======== Exercise materials ========

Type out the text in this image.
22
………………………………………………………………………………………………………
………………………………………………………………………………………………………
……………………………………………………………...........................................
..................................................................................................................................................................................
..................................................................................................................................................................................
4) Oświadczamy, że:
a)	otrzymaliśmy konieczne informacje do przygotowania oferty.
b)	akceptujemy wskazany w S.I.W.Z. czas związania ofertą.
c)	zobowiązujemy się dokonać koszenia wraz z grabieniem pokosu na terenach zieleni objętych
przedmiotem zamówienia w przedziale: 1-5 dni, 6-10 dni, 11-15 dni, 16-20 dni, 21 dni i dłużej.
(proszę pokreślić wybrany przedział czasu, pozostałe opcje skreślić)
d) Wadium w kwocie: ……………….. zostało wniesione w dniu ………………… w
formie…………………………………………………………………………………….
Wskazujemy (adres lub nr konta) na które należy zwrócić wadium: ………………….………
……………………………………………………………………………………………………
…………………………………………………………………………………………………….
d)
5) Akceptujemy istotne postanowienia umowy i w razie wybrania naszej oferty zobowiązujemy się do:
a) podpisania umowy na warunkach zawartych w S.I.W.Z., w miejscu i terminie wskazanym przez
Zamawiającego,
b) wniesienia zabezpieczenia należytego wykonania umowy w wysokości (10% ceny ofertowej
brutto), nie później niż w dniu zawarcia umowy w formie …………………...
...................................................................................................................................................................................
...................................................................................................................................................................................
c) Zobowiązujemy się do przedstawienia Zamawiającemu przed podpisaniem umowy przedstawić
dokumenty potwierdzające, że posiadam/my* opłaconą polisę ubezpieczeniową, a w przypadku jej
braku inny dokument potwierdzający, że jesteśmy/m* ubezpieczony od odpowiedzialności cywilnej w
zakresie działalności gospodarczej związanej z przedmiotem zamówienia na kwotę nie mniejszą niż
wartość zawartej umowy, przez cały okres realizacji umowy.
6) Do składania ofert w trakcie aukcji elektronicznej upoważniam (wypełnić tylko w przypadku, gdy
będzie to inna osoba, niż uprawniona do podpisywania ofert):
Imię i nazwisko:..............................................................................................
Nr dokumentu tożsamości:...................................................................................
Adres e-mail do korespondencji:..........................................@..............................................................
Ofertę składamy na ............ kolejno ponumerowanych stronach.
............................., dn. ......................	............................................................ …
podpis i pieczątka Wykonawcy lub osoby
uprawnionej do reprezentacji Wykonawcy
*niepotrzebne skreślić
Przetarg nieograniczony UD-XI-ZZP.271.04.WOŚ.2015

========

The word "zamówienia" appears in how many lines of the records? Give the number only.

2